** begin TEXT TO READ **
This got a lot longer than intended, but my point is: We as a community have problems (such as tagging schemes that aren’t ideal), and it’s a lot better then if we actually try to solve them, rather than just vetoing any attempt to improve the situation.

That said, problems such as the one you’ve outlined are very important that they are mentioned (so that they can be taken into account), however, I think it would be a lot better if such posts had a tone of “great initiative, here’s a thing to consider” than “that’ll never work, stop trying to improve anything”.

It might in the end very well be that the end result is that no workable versioning scheme can be devised. But we should dismiss that possibility before trying.

os-emmer · January 9, 2024, 7:49pm

@02JanDal thank you for your very productive suggestions.

I realy like this idea. I think, we all agree that a landuse=forest and a natural=wood is near to always completly land covered with trees, so adding landcover=trees would not be wrong. Once we added landcover=trees to every landuse=forest and natural=wood, we can inform the data consumers that they should change theire software and give them a few years. After that periode of time, we can start to redefine landuse=forest and natural=wood to have a clear and distinct meaining.

That way nothing breaks, no data consumer has to instantly change anything and we could still improve the situation.

I am not sure how that works exactly, but in taginfo, there is a list with projects using a tag, see here. Does anyone know, how complete this list is?

Maybe we could introduce some kind of mailing list for data consumers where they get such updates. Sending in this mailing list should be limited to a small group of community trusted users to prevent spam. What do others think about that?

SomeoneElse · January 9, 2024, 8:56pm

While it’s not complete (for example, openstreetmap-carto hasn’t added itself here) that list is free for data consumers to add themselves to if they want to.

Entries there will tend to have some sort of contact option listed. For example, this is one of mine, and the project URL is a github link that allows new issues to be created.

In addition, data consumers can monitor the usage of the tags that their project uses. I use this script for that.
** end TEXT TO READ **
** begin ENTRIES SHOWN **
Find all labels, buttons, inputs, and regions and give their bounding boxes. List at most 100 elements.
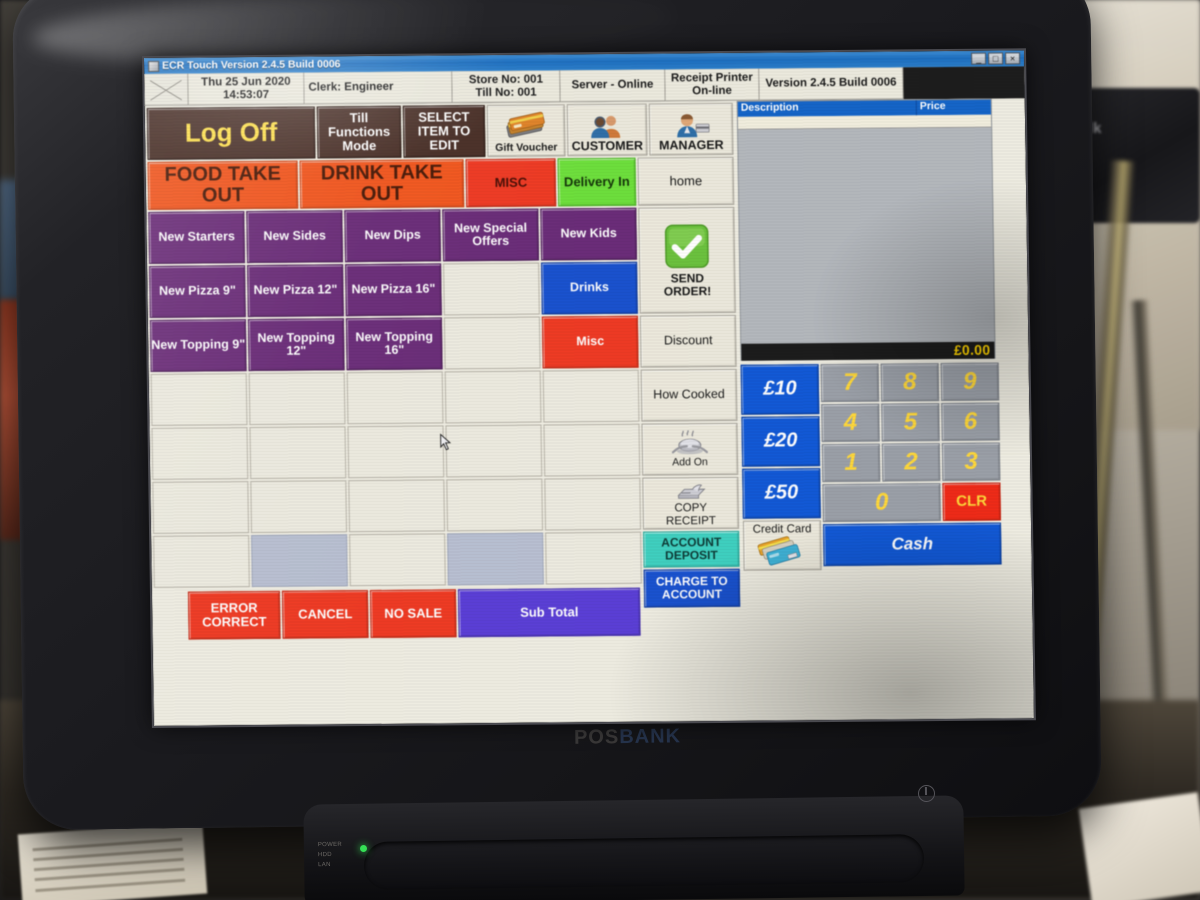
grid-cell[interactable] xyxy=(346,371,444,425)
product-new-topping-9[interactable]: New Topping 9" xyxy=(149,319,247,372)
add-on-label: Add On xyxy=(672,455,708,469)
product-drinks[interactable]: Drinks xyxy=(541,261,638,315)
keypad-3[interactable]: 3 xyxy=(941,442,1001,482)
product-new-pizza-9[interactable]: New Pizza 9" xyxy=(149,265,246,318)
printer-state: On-line xyxy=(692,84,732,97)
product-new-topping-16[interactable]: New Topping 16" xyxy=(345,317,443,371)
discount-button[interactable]: Discount xyxy=(639,314,737,368)
grid-cell[interactable] xyxy=(446,478,544,532)
maximize-button[interactable]: □ xyxy=(988,52,1004,65)
charge-to-account-button[interactable]: CHARGE TO ACCOUNT xyxy=(643,568,741,608)
keypad-clear-button[interactable]: CLR xyxy=(942,482,1001,522)
keypad-5[interactable]: 5 xyxy=(881,403,940,442)
category-delivery-in[interactable]: Delivery In xyxy=(557,157,637,207)
credit-card-stack-icon xyxy=(757,536,801,566)
touch-screen[interactable]: ECR Touch Version 2.4.5 Build 0006 _ □ ×… xyxy=(144,50,1034,726)
send-order-button[interactable]: SEND ORDER! xyxy=(638,206,736,314)
product-misc[interactable]: Misc xyxy=(541,315,639,369)
keypad-1[interactable]: 1 xyxy=(821,443,881,483)
grid-cell[interactable] xyxy=(544,477,642,531)
add-on-button[interactable]: Add On xyxy=(641,422,739,476)
send-order-label: SEND ORDER! xyxy=(663,270,712,298)
grid-cell[interactable] xyxy=(444,370,542,424)
product-slot-empty[interactable] xyxy=(443,262,540,316)
keypad-8[interactable]: 8 xyxy=(880,363,940,402)
transaction-items-list[interactable] xyxy=(738,127,995,344)
customer-label: CUSTOMER xyxy=(571,138,644,153)
tender-20-button[interactable]: £20 xyxy=(741,416,821,467)
product-new-kids[interactable]: New Kids xyxy=(540,207,638,261)
product-new-sides[interactable]: New Sides xyxy=(246,210,344,264)
till-no-text: Till No: 001 xyxy=(475,86,537,99)
tender-10-button[interactable]: £10 xyxy=(740,364,820,415)
sub-total-button[interactable]: Sub Total xyxy=(457,587,641,638)
credit-card-label: Credit Card xyxy=(752,523,812,536)
grid-cell[interactable] xyxy=(348,479,446,533)
grid-cell[interactable] xyxy=(250,480,348,534)
grid-cell[interactable] xyxy=(347,425,445,479)
credit-card-button[interactable]: Credit Card xyxy=(742,520,822,571)
product-new-topping-12[interactable]: New Topping 12" xyxy=(247,318,345,372)
keypad-7[interactable]: 7 xyxy=(820,363,880,403)
keypad-0[interactable]: 0 xyxy=(822,483,941,523)
paper-sheet xyxy=(1078,792,1200,900)
how-cooked-button[interactable]: How Cooked xyxy=(640,368,738,422)
product-new-special-offers[interactable]: New Special Offers xyxy=(442,208,540,262)
copy-receipt-button[interactable]: COPY RECEIPT xyxy=(642,476,740,530)
product-slot-empty-2[interactable] xyxy=(443,316,541,370)
category-home[interactable]: home xyxy=(637,156,735,206)
manager-icon xyxy=(677,113,710,137)
printer-icon xyxy=(677,484,706,500)
logo-bank-text: BANK xyxy=(619,725,682,749)
error-correct-button[interactable]: ERROR CORRECT xyxy=(187,590,281,640)
gift-voucher-button[interactable]: Gift Voucher xyxy=(486,104,566,158)
checkmark-icon xyxy=(664,224,709,268)
keypad-9[interactable]: 9 xyxy=(940,362,1000,402)
minimize-button[interactable]: _ xyxy=(971,52,987,65)
no-sale-button[interactable]: NO SALE xyxy=(369,589,457,639)
category-drink-take-out[interactable]: DRINK TAKE OUT xyxy=(299,159,465,209)
column-price: Price xyxy=(919,100,946,113)
grid-cell[interactable] xyxy=(542,369,640,423)
grid-cell[interactable] xyxy=(152,481,250,534)
power-led xyxy=(360,845,367,852)
account-deposit-button[interactable]: ACCOUNT DEPOSIT xyxy=(643,530,740,568)
grid-cell[interactable] xyxy=(249,426,347,480)
product-new-dips[interactable]: New Dips xyxy=(344,209,442,263)
clerk-display: Clerk: Engineer xyxy=(304,71,453,105)
category-food-take-out[interactable]: FOOD TAKE OUT xyxy=(147,160,299,210)
grid-cell[interactable] xyxy=(153,535,250,588)
keypad-6[interactable]: 6 xyxy=(941,402,1000,442)
grid-cell[interactable] xyxy=(545,531,642,585)
copy-receipt-label: COPY RECEIPT xyxy=(665,502,716,527)
customer-button[interactable]: CUSTOMER xyxy=(566,103,648,157)
till-functions-button[interactable]: Till Functions Mode xyxy=(316,105,402,159)
grid-cell[interactable] xyxy=(150,373,248,426)
grid-cell-highlighted[interactable] xyxy=(447,532,544,586)
stand-vent xyxy=(363,834,925,890)
product-new-starters[interactable]: New Starters xyxy=(148,211,246,264)
keypad-2[interactable]: 2 xyxy=(881,443,941,482)
keypad-4[interactable]: 4 xyxy=(821,403,880,443)
mouse-cursor xyxy=(440,433,452,451)
select-item-to-edit-button[interactable]: SELECT ITEM TO EDIT xyxy=(402,105,486,158)
cash-button[interactable]: Cash xyxy=(822,522,1002,567)
grid-cell[interactable] xyxy=(445,424,543,478)
store-no-text: Store No: 001 xyxy=(468,73,544,86)
grid-cell[interactable] xyxy=(248,372,346,426)
product-new-pizza-12[interactable]: New Pizza 12" xyxy=(247,264,344,318)
product-new-pizza-16[interactable]: New Pizza 16" xyxy=(345,263,442,317)
grid-cell[interactable] xyxy=(151,427,249,480)
grid-cell-highlighted[interactable] xyxy=(251,534,348,588)
close-button[interactable]: × xyxy=(1005,52,1021,65)
window-controls[interactable]: _ □ × xyxy=(971,52,1022,65)
time-text: 14:53:07 xyxy=(222,88,270,101)
app-icon xyxy=(148,60,160,72)
grid-cell[interactable] xyxy=(349,533,446,587)
grid-cell[interactable] xyxy=(543,423,641,477)
manager-button[interactable]: MANAGER xyxy=(648,102,734,156)
log-off-button[interactable]: Log Off xyxy=(146,106,316,160)
tender-50-button[interactable]: £50 xyxy=(742,468,821,519)
cancel-button[interactable]: CANCEL xyxy=(281,590,369,639)
category-misc[interactable]: MISC xyxy=(465,158,557,208)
** end ENTRIES SHOWN **
### EXERCISE
Please transcribe the passage of the tagging forum thread above between "It might in" and "very productive suggestions.", inclusive.

### SOLUTION TO THE EXERCISE
It might in the end very well be that the end result is that no workable versioning scheme can be devised. But we should dismiss that possibility before trying.

os-emmer · January 9, 2024, 7:49pm

@02JanDal thank you for your very productive suggestions.